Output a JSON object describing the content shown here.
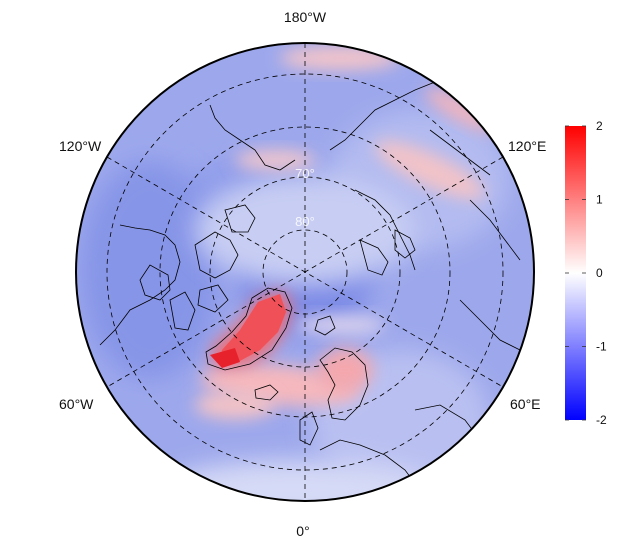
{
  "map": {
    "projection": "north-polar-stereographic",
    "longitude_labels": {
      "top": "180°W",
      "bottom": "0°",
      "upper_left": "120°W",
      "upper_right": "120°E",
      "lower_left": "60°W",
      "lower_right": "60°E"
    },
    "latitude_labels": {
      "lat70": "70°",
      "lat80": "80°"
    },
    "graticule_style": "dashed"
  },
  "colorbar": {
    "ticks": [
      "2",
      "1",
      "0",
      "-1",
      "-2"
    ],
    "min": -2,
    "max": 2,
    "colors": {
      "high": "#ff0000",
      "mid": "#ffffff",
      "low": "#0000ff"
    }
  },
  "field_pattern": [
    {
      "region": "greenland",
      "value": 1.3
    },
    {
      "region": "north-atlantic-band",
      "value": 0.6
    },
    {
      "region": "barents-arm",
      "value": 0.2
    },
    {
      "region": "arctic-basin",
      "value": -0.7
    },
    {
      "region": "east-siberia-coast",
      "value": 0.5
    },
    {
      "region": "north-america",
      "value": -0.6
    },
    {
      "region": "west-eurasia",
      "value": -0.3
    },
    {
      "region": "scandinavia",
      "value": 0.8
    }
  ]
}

•••

▸ **Task**:
Copy every record above exactly as written, but leave out the pictures.

▸ **Result of the exercise**:
Output a JSON object describing the content shown here.
{
  "map": {
    "projection": "north-polar-stereographic",
    "longitude_labels": {
      "top": "180°W",
      "bottom": "0°",
      "upper_left": "120°W",
      "upper_right": "120°E",
      "lower_left": "60°W",
      "lower_right": "60°E"
    },
    "latitude_labels": {
      "lat70": "70°",
      "lat80": "80°"
    },
    "graticule_style": "dashed"
  },
  "colorbar": {
    "ticks": [
      "2",
      "1",
      "0",
      "-1",
      "-2"
    ],
    "min": -2,
    "max": 2,
    "colors": {
      "high": "#ff0000",
      "mid": "#ffffff",
      "low": "#0000ff"
    }
  },
  "field_pattern": [
    {
      "region": "greenland",
      "value": 1.3
    },
    {
      "region": "north-atlantic-band",
      "value": 0.6
    },
    {
      "region": "barents-arm",
      "value": 0.2
    },
    {
      "region": "arctic-basin",
      "value": -0.7
    },
    {
      "region": "east-siberia-coast",
      "value": 0.5
    },
    {
      "region": "north-america",
      "value": -0.6
    },
    {
      "region": "west-eurasia",
      "value": -0.3
    },
    {
      "region": "scandinavia",
      "value": 0.8
    }
  ]
}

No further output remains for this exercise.